▶ Exercise task
From the entries that follow, gather each line holding the word "name".

▶

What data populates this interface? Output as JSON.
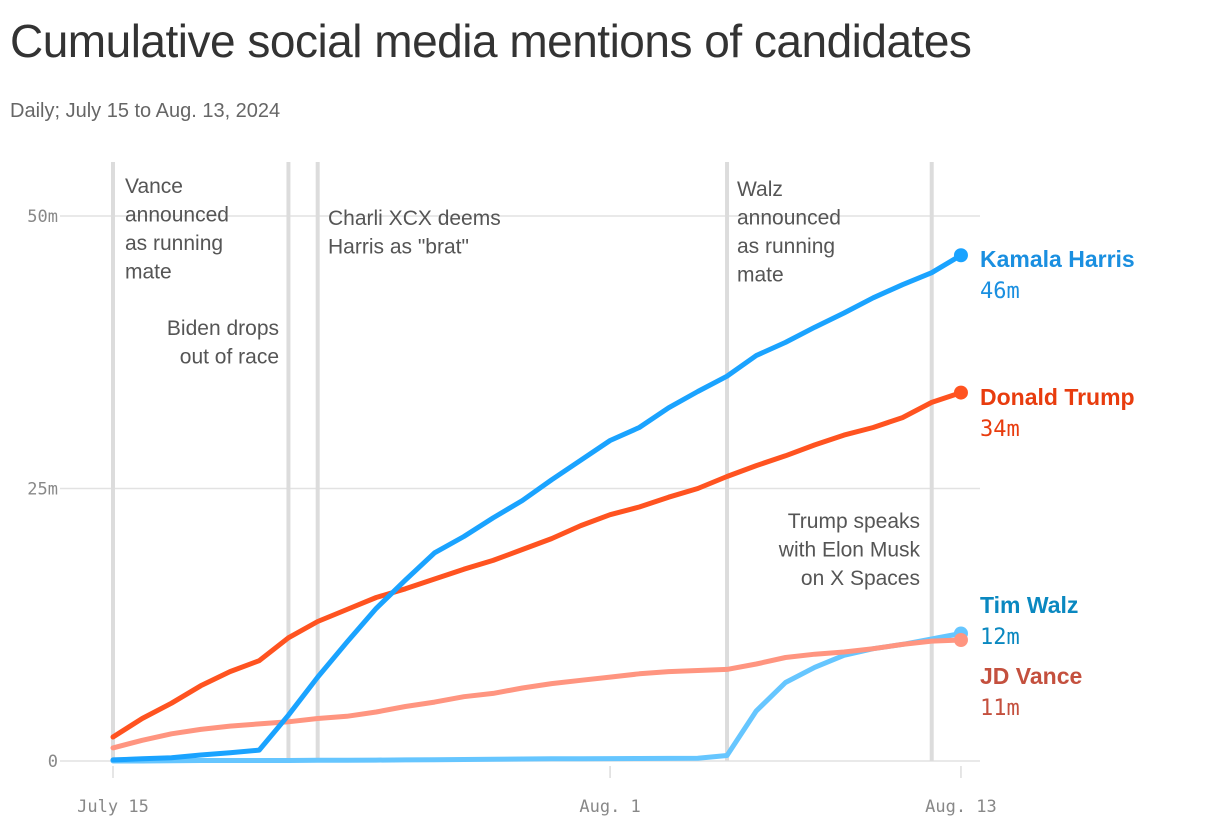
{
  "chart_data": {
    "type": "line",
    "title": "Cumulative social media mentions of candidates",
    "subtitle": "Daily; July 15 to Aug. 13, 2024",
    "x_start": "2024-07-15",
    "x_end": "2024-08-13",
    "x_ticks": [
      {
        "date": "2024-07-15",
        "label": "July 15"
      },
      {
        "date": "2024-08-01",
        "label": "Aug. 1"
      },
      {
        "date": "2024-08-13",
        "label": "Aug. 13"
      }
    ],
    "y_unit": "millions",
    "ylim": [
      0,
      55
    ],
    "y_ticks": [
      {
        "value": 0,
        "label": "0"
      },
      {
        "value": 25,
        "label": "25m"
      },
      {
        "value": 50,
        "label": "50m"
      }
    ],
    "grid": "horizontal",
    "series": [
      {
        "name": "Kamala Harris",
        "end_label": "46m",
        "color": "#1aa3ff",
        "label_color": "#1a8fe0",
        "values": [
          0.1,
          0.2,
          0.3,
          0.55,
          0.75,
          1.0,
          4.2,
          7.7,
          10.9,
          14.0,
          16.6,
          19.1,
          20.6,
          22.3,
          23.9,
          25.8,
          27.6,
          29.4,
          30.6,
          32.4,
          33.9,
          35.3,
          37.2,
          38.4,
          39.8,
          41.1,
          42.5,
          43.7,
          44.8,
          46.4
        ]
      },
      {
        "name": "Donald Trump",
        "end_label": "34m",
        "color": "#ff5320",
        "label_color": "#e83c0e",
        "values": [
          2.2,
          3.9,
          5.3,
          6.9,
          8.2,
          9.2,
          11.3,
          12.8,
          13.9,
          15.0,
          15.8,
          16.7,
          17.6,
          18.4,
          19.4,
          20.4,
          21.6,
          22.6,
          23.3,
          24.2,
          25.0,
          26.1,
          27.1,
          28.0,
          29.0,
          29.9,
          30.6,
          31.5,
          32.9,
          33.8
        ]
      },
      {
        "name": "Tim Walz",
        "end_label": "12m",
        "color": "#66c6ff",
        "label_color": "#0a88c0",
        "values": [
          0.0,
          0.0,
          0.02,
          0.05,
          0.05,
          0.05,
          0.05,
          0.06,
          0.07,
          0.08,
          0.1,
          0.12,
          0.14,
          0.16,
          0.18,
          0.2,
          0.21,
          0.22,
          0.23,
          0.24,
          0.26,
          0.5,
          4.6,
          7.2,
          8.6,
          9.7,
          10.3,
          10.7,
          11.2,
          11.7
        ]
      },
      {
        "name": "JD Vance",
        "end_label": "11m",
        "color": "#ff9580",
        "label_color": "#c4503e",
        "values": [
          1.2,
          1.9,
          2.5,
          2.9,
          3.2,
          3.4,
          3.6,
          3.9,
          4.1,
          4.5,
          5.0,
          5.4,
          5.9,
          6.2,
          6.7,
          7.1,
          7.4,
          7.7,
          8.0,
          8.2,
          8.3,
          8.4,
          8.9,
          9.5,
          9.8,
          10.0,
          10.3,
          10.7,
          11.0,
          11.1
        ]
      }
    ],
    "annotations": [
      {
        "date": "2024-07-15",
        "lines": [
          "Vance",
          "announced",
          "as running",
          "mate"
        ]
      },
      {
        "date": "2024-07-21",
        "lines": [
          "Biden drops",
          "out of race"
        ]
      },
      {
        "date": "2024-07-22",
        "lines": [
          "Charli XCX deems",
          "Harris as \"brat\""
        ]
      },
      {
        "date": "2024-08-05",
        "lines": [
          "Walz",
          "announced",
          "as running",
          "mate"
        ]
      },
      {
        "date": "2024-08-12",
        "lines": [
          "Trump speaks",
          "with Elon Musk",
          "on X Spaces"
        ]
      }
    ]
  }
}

◀

▶ Answer
        "name": "Kamala Harris",
        "name": "Donald Trump",
        "name": "Tim Walz",
        "name": "JD Vance",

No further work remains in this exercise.